→ Recorded data:
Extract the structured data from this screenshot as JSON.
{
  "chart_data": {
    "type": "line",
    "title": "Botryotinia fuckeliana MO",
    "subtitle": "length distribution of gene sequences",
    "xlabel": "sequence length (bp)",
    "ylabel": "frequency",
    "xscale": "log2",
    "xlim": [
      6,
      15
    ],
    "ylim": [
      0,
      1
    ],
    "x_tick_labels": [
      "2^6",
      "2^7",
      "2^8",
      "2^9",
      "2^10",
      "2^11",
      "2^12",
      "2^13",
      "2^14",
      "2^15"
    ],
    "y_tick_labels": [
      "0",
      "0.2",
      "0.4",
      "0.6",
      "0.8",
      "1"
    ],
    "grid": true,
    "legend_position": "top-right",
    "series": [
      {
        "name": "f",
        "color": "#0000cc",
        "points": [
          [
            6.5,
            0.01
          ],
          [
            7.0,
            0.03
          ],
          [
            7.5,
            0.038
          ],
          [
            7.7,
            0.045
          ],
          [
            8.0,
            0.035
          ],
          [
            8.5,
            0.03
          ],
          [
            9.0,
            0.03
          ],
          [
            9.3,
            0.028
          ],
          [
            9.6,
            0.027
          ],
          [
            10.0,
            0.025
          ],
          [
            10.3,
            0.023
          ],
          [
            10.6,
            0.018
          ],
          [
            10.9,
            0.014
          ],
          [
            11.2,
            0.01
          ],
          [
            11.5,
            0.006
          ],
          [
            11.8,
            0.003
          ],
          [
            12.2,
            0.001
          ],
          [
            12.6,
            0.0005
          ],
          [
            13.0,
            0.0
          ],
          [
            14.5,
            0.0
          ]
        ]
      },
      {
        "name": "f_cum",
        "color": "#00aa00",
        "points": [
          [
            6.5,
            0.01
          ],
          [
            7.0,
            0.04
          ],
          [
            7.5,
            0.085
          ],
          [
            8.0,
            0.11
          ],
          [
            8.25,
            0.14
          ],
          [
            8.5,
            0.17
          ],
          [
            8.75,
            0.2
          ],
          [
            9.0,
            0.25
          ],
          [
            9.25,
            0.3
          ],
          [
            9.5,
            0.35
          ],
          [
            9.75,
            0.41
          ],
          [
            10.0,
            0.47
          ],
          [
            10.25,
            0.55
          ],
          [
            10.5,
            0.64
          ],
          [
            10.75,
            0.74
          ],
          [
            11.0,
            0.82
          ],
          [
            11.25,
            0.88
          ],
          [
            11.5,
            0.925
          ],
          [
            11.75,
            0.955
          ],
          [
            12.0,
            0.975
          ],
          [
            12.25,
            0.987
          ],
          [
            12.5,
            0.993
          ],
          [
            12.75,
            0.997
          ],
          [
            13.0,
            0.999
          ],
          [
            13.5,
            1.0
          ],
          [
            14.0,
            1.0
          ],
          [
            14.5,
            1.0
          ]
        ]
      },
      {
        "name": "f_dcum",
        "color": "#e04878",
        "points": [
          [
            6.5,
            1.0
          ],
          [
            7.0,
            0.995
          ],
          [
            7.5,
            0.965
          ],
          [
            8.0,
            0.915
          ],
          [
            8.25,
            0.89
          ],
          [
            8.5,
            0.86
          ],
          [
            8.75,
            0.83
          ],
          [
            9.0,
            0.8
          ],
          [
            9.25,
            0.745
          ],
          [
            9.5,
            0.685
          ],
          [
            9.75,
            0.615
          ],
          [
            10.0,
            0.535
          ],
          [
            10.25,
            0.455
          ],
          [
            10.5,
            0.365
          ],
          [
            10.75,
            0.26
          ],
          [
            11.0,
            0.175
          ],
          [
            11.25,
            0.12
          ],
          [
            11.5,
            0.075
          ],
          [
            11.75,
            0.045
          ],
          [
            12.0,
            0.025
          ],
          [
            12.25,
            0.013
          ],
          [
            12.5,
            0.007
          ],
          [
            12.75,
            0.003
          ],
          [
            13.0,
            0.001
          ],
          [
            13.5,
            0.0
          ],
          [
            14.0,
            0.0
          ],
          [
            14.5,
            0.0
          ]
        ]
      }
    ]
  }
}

→ Required work: Sift through the material above and copy the lines that contain the word "color".

→ Written response:
        "color": "#0000cc",
        "color": "#00aa00",
        "color": "#e04878",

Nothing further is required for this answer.